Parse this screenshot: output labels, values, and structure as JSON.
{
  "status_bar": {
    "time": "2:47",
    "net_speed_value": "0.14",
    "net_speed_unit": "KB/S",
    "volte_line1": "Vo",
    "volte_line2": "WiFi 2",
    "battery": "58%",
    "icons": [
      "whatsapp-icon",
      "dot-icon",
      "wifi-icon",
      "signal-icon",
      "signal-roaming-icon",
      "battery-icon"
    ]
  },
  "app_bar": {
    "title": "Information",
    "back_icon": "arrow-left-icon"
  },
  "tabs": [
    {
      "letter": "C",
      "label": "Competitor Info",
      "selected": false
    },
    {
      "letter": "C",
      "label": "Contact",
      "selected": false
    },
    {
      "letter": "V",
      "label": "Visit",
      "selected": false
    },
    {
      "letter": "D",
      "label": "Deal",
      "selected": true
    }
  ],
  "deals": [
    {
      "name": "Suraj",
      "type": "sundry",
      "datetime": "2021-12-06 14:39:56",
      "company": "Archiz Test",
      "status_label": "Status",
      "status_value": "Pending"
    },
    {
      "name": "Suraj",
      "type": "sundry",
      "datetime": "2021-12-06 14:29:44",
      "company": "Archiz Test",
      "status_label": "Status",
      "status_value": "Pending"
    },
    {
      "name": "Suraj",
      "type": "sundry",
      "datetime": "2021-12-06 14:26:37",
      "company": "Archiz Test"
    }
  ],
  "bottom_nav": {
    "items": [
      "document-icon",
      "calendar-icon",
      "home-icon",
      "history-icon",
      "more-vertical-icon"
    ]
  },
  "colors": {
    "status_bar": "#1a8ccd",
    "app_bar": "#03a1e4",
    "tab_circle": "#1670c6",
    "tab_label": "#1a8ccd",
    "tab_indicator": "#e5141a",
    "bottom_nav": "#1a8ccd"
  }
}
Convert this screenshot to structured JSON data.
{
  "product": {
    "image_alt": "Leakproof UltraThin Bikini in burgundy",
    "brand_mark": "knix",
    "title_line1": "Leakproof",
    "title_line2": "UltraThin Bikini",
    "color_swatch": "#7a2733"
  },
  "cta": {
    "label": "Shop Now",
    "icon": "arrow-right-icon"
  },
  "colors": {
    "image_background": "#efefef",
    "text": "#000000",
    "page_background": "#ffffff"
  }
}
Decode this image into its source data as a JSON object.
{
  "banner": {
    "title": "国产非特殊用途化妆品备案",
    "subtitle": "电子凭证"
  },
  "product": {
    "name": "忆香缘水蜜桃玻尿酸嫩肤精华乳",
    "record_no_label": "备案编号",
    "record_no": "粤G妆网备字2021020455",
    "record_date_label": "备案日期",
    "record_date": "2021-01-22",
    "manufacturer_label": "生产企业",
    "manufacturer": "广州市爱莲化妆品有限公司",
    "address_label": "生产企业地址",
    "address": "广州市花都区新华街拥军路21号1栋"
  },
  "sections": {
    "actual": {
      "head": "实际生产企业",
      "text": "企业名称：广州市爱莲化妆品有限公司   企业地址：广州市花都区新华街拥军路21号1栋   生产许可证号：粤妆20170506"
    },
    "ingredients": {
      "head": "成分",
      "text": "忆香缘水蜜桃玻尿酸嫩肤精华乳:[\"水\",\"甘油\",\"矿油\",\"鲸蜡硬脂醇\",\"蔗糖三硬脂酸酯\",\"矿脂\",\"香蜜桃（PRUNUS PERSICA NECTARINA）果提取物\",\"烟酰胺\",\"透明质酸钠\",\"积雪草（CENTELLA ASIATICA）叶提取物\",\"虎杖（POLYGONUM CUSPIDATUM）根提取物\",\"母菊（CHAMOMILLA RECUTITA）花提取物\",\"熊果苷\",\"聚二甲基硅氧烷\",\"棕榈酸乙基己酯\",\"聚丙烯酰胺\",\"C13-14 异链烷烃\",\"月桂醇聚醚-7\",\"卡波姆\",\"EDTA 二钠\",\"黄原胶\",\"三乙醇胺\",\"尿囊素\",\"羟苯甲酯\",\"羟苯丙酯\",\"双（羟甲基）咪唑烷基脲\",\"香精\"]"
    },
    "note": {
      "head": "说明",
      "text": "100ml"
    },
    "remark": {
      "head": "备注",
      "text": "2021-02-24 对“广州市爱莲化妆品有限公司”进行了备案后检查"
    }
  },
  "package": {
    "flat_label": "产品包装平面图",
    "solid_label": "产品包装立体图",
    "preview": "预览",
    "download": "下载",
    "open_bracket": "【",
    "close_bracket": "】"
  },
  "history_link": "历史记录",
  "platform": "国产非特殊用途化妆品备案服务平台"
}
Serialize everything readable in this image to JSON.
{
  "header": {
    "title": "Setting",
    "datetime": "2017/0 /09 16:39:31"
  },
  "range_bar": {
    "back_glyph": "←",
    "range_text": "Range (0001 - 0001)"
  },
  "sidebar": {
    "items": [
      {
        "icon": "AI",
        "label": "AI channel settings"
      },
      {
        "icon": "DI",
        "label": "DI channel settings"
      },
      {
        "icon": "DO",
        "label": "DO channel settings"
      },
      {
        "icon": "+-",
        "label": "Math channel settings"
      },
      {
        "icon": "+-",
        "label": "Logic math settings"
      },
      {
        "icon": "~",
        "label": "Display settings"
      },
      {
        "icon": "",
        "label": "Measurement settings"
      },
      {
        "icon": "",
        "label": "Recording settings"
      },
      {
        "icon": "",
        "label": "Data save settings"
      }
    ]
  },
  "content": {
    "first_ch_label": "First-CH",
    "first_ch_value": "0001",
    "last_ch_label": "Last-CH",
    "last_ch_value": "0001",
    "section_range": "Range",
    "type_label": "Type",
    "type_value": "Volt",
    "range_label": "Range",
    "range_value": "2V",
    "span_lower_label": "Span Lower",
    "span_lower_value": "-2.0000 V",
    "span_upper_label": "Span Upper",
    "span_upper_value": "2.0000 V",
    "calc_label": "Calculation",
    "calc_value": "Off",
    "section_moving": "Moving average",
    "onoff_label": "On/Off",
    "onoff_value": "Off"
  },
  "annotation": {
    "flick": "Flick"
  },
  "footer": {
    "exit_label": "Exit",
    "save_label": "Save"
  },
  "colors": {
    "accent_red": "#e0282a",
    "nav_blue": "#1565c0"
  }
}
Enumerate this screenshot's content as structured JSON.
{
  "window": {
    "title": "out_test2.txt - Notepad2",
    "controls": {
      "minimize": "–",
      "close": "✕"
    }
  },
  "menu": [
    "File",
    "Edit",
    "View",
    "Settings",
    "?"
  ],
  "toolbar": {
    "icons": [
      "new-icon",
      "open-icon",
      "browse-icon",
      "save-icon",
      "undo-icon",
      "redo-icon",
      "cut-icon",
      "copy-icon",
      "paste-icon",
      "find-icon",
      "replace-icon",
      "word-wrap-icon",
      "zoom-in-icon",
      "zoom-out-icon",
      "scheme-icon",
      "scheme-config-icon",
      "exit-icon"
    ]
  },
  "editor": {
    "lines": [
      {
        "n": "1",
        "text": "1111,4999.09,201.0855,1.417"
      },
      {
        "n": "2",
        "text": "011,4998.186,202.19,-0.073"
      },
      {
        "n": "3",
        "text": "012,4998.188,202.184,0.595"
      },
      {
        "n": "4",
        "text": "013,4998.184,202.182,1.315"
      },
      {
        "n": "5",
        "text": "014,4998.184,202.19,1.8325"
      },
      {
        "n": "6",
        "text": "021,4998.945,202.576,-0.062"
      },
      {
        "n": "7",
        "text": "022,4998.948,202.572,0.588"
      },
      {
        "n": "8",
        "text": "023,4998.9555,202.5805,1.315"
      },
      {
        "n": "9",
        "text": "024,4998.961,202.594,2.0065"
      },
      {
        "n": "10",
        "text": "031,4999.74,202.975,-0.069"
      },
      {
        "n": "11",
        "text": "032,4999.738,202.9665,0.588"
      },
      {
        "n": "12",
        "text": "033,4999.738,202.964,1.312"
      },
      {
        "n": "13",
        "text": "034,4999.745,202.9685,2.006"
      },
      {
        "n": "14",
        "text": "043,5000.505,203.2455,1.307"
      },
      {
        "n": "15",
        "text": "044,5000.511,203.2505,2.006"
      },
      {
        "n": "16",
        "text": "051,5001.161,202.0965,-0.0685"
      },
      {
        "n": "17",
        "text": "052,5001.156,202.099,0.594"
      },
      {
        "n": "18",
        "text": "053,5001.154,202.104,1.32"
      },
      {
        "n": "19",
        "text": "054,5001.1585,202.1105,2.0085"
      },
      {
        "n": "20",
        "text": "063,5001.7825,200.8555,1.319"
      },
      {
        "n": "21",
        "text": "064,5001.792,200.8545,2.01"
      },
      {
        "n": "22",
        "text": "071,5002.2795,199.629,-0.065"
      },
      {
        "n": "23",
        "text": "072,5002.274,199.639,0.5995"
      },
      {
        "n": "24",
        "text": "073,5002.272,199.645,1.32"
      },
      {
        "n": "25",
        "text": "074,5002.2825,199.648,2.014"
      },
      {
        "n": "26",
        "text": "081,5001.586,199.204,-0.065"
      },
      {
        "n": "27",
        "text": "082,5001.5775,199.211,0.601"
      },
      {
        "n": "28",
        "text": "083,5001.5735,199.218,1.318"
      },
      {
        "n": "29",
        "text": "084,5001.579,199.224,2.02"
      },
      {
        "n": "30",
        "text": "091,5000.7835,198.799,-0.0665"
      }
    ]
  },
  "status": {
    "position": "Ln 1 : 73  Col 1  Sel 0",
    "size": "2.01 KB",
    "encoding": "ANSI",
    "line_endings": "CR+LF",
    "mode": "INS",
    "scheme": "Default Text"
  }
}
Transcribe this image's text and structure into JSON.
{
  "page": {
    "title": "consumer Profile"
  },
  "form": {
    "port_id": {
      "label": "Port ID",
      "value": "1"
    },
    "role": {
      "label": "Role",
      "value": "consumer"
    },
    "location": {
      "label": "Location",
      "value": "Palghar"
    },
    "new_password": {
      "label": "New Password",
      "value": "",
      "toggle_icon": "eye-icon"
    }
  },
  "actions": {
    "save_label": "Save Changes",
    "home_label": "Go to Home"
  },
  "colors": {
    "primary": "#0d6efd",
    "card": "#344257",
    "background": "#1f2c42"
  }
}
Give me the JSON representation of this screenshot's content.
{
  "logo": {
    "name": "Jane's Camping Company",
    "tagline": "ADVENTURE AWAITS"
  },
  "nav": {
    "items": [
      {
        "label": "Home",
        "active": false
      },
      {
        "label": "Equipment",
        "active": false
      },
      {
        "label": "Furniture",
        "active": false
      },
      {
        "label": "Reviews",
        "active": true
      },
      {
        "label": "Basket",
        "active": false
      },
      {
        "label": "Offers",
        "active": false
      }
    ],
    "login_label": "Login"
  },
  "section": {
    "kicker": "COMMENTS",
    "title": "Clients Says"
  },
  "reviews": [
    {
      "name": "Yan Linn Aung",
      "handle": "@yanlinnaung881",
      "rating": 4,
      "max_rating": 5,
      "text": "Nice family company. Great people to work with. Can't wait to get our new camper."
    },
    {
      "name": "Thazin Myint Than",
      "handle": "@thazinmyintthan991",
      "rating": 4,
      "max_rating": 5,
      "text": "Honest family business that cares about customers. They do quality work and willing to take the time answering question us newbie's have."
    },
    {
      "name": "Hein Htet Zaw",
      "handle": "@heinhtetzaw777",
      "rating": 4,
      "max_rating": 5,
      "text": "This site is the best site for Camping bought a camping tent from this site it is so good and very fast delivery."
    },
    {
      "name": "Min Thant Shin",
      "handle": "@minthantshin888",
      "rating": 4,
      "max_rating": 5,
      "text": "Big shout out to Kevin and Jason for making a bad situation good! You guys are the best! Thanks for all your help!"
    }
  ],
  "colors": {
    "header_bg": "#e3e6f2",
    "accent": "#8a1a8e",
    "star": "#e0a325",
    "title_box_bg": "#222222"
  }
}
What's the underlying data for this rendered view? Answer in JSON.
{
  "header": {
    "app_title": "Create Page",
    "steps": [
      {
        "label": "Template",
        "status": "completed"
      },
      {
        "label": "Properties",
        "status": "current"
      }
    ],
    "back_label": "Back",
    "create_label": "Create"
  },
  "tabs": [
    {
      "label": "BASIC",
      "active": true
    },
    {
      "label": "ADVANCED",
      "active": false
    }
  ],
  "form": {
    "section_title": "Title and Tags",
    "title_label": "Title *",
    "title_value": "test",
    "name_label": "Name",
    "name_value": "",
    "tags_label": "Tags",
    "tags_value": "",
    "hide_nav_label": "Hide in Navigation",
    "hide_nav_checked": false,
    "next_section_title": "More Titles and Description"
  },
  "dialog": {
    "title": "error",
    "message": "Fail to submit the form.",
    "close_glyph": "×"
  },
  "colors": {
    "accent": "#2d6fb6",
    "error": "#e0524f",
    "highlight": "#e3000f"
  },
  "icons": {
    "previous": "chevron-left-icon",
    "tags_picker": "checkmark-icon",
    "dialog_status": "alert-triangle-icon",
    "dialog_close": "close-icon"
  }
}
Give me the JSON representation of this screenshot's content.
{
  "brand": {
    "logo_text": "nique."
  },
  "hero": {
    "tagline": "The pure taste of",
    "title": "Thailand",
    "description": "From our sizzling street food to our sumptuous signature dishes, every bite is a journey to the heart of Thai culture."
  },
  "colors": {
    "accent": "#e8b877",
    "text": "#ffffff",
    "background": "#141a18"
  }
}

§ Problem details: Count the lines in the records above that hold the word "tagline", and give only that number.

§ Task output: 2